====== PROVIDED ENTRIES

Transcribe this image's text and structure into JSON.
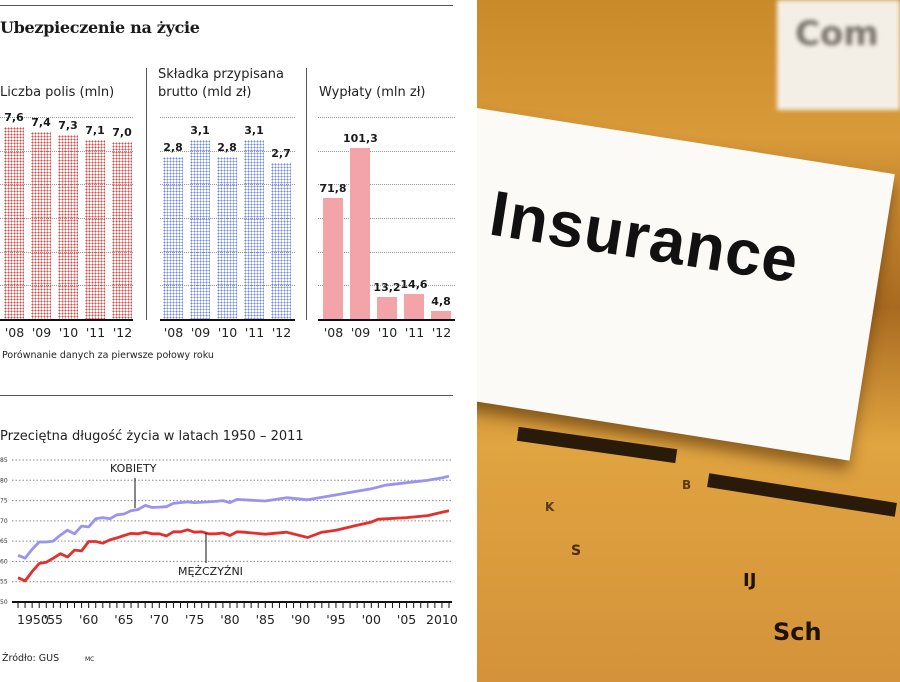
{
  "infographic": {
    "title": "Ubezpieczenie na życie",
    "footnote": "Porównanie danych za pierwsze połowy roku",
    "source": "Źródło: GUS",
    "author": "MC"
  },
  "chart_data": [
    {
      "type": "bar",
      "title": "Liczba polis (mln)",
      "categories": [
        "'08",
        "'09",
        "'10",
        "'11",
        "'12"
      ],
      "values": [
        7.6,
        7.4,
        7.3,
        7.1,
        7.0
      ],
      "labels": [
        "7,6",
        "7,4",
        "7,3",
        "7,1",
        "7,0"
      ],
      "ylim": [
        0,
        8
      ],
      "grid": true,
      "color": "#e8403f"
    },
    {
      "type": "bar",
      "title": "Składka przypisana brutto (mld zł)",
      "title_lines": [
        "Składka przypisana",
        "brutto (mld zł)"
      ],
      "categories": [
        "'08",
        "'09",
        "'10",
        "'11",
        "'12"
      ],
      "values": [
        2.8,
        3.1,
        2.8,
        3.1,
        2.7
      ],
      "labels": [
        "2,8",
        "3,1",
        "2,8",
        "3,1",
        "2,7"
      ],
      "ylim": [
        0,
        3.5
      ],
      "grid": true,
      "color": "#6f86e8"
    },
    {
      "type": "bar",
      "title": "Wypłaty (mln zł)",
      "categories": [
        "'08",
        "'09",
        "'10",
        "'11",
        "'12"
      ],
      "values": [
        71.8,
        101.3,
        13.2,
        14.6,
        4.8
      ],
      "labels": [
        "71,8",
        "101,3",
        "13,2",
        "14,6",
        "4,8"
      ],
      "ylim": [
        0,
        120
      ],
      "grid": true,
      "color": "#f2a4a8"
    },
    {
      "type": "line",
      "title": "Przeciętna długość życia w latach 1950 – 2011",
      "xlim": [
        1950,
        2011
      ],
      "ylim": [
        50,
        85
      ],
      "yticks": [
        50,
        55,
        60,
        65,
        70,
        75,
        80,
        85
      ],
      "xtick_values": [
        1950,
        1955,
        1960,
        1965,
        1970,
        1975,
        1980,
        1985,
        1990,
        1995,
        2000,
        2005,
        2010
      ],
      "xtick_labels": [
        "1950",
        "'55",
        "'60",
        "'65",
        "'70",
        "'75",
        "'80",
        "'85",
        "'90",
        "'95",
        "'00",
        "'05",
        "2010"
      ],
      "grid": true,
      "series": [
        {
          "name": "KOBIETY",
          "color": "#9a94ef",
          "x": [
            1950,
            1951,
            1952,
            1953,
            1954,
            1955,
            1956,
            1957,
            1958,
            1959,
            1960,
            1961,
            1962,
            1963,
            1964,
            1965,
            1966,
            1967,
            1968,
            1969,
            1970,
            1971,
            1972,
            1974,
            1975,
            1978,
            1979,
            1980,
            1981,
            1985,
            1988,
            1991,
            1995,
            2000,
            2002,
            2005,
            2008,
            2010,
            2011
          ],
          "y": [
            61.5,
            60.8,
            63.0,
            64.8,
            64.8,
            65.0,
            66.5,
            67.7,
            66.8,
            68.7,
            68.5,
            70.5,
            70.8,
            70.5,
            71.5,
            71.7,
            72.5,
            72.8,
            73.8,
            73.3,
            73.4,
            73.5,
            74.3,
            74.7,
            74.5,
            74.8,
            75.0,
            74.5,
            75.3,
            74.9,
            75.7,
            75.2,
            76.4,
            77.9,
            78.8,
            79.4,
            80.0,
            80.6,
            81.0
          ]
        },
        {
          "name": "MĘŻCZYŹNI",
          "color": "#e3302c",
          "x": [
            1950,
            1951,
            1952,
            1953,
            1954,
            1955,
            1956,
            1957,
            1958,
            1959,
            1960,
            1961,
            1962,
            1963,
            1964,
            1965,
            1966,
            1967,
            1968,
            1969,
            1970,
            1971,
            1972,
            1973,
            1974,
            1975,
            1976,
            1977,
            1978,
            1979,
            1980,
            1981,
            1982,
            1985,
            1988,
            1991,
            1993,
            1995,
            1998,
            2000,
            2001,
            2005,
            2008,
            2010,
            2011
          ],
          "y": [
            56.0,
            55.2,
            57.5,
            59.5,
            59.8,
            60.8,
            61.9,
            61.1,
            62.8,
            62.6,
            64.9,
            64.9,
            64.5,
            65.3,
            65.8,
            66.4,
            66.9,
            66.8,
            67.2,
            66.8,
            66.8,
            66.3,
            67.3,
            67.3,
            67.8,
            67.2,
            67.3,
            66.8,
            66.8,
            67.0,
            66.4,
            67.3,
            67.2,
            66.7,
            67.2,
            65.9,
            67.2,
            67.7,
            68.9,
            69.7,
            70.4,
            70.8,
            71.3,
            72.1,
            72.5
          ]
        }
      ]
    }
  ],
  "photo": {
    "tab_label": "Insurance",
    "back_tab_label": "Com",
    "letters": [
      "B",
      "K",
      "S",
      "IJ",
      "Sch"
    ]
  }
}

============

THE REQUEST:
Go through the records and pull out each line that includes the word "Składka".

SOLUTION FOR THIS PROBLEM:
      "title": "Składka przypisana brutto (mld zł)",
        "Składka przypisana",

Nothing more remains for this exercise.